> _Given passage_:
There are individual dhikrs for personal spiritual development and corporate dhikrs into which they are expected to put all their energy. Practical books state that the more energy is placed in expelling the sounds and swaying the bodies the greater the spiritual effect.
Nearly every order has its zawiya, where the head of the order presides over regular performances of public dhikr. This may be in a mosque or a special building. At their assemblies the Sufi’s recite special poems which is intended to provoke among listeners a psychic excitement by aesthetic means so as to release an artificial ecstasy.  Poetry has a large part in Sufism as all nature abounds with love divine.
Various sources but particularly ‘An outline for the study of dervishism’ which was prepared by George Swan.

the beautiful names of allah

The Ninety-Nine Beautiful Names of Allah – Allah’s Attributes
“The most beautiful names belong to Allah: so call on him by them; but shun such men as use profanity in his names.” (Al-Araf 7:180)
The number of these names or attributes of Allah is given by Tradition as 99. Abu Huraira relates that Muhammad said, “Verily, there are ninety-nine names of God and whoever recites them shall enter Paradise.” In the same tradition these names are mentioned, but the number is arbitrary and the lists of the names differ in various Muslim books. It is the custom of pious Muslims to employ in their devotions a rosary of ninety-nine beads to represent these names, and the repetition of them is called Thikr, or remembrance. The latter is the chief religious exercise among the various schools of dervishes.

> _What is needed_:
Answer from the passage on Sufi dhikr and the names of Allah:
(a) Where does the head of an order preside over regular performances of public dhikr?
(b) Who prepared "An outline for the study of dervishism"?
(c) How many beads are on the rosary that pious Muslims use in their devotions?

Document layout detection data
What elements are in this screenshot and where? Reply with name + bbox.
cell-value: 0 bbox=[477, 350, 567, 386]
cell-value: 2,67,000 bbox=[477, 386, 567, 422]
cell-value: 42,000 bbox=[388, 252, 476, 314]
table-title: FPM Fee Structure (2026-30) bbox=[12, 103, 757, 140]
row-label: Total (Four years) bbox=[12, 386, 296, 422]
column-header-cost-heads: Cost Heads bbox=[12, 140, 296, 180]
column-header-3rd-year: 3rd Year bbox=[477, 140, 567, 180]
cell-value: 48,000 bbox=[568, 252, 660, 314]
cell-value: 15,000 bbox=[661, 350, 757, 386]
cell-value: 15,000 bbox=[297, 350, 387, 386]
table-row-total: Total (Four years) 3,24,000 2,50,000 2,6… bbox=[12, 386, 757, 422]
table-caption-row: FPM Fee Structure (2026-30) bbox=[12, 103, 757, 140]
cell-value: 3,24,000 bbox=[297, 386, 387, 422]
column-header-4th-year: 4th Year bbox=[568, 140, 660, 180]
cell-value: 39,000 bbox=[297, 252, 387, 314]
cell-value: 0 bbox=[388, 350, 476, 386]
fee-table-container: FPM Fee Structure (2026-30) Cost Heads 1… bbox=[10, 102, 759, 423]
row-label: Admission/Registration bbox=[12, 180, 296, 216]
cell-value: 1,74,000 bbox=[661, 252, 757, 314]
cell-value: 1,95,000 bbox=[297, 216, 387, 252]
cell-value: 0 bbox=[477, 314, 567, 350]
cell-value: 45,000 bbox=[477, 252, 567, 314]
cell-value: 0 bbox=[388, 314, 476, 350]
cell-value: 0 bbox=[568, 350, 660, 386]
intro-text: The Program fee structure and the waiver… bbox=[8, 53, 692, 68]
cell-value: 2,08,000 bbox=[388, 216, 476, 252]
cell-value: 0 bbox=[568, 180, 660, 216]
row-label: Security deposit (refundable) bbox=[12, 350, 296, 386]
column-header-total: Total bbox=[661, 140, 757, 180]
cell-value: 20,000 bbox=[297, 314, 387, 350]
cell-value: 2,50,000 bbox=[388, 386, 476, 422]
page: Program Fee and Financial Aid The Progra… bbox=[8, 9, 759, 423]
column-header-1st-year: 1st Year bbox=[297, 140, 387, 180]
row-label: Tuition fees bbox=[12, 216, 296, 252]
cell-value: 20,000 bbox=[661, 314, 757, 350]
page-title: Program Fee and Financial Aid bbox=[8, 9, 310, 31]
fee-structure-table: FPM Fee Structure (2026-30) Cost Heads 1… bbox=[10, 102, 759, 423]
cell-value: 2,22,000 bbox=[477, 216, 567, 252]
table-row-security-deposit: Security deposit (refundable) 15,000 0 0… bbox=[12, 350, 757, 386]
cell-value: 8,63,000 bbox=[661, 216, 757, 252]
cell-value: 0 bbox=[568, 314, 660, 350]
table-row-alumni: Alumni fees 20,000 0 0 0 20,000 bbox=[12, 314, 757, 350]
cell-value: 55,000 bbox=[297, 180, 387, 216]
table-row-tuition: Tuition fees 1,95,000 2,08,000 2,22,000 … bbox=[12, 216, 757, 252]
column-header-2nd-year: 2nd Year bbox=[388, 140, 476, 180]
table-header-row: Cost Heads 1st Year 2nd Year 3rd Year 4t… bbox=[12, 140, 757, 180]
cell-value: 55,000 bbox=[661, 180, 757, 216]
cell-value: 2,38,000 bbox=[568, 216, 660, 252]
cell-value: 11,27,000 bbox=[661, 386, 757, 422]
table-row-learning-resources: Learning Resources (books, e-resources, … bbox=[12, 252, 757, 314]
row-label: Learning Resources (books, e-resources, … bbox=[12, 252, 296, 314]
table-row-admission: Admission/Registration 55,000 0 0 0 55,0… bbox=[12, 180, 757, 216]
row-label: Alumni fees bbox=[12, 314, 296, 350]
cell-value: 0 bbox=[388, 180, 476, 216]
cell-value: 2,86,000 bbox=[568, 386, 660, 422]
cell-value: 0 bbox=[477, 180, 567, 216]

> _Exercise solution_:
(a) In the order's zawiya, which may be in a mosque or a special building.
(b) George Swan.
(c) Ninety-nine.